Quote the passage about Roman municipal status word for word, starting at "Here's one from" and ending at "with ius Latii?".

EXTRACT =
☆ ☆ ☆ ☆
Here's one from Tongeren. The word "municipium" certainly spreads in certain provinces, but we don't know what this means. My personal opinion is that it is just a change in language. The use of the word coincides with the linguistic fashion of archaism. The problem may be connected to several other phenomenons, like the codification of municipal law (which started a bit earlier, though). But whatever it is, a municipal status cannot be granted by any emperor, as a municipium is by definition a town with ancestral rights.
Quote:By the way, weren't municipia granted with ius Latii?
That has been claimed by Abbott, and indeed, an emperor can grant Latin rights. But Latin rights are not ancestral rights.

Please note, BTW, that there is only one inscription that explicitly refers to a grant of municipal status - and that refers to Praeneste, which had been made a colonia (if I recall correctly), and preferred not to have Roman laws but its ancestral ones. To the best of my knowledge, there are inscriptions in which a town calls itself a municipium, but there are no inscriptions that refer to a grant. That ought to have worried Abbott, and it ought to worry Dutch archaeologists.
☆ ☆ ☆ ☆
STORED DATA =
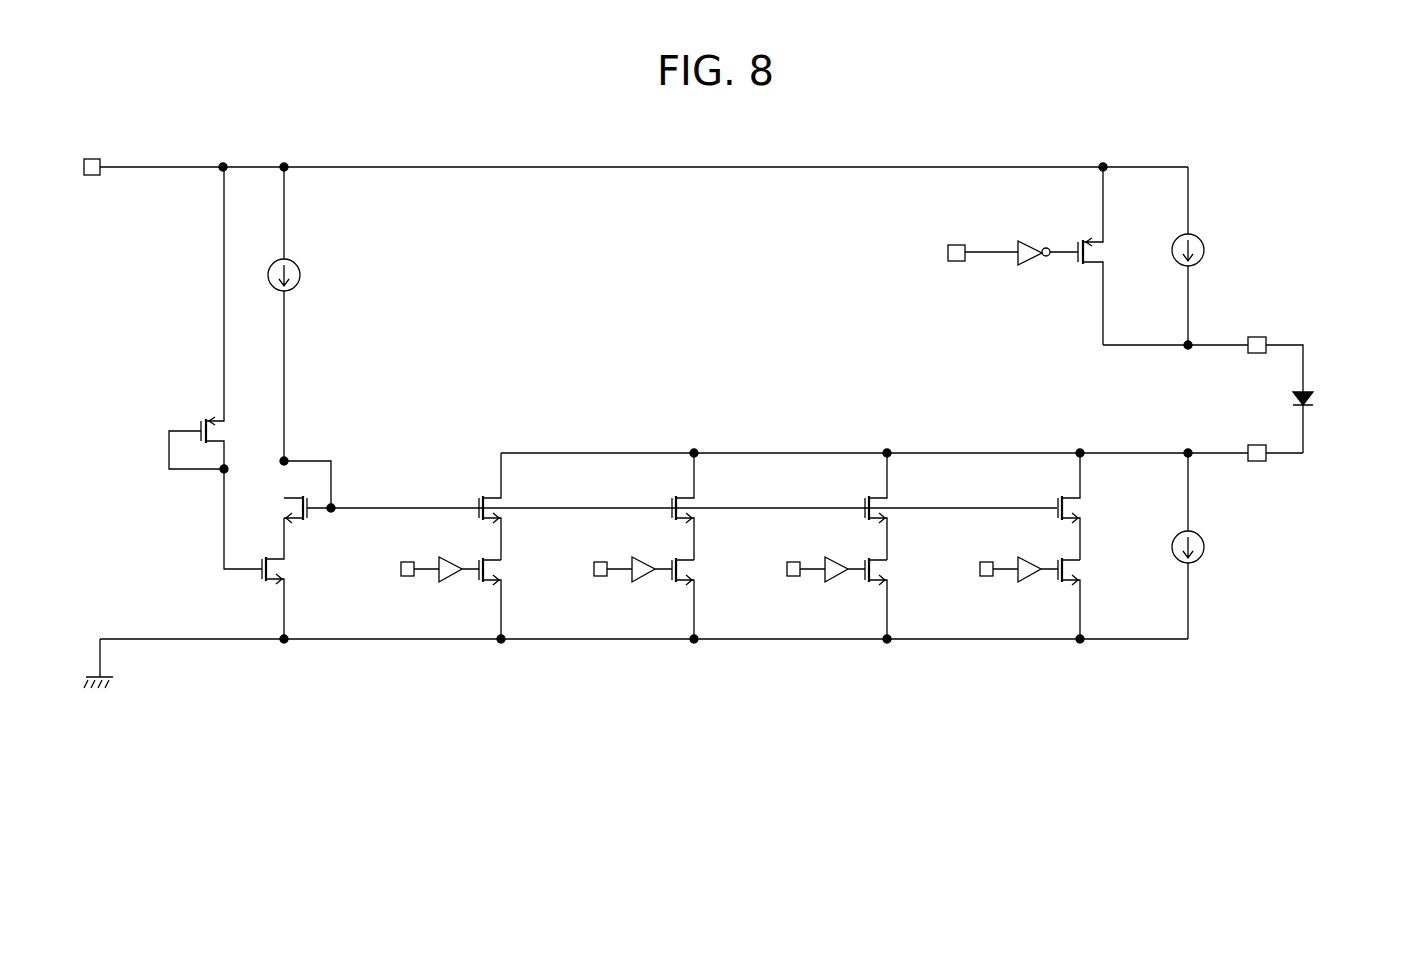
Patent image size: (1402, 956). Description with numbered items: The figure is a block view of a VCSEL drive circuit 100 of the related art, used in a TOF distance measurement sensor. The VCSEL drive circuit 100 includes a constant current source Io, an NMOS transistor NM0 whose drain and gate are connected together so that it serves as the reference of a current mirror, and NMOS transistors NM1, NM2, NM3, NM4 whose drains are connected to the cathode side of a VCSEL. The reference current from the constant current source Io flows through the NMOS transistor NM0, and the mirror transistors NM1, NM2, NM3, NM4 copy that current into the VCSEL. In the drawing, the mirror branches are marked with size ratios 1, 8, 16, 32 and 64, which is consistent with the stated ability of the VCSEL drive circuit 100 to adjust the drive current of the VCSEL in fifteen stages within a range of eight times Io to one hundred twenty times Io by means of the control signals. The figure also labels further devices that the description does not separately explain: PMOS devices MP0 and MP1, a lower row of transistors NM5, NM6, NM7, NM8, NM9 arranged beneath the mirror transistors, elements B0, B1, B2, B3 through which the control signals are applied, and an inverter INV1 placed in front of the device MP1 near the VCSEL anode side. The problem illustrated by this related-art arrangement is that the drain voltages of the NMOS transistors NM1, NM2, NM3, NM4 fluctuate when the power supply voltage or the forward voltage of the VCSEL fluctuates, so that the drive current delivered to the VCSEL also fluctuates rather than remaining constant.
☆ ☆ ☆ ☆
RESULT FOR THIS TASK =
Here's one from Tongeren. The word "municipium" certainly spreads in certain provinces, but we don't know what this means. My personal opinion is that it is just a change in language. The use of the word coincides with the linguistic fashion of archaism. The problem may be connected to several other phenomenons, like the codification of municipal law (which started a bit earlier, though). But whatever it is, a municipal status cannot be granted by any emperor, as a municipium is by definition a town with ancestral rights.
Quote:By the way, weren't municipia granted with ius Latii?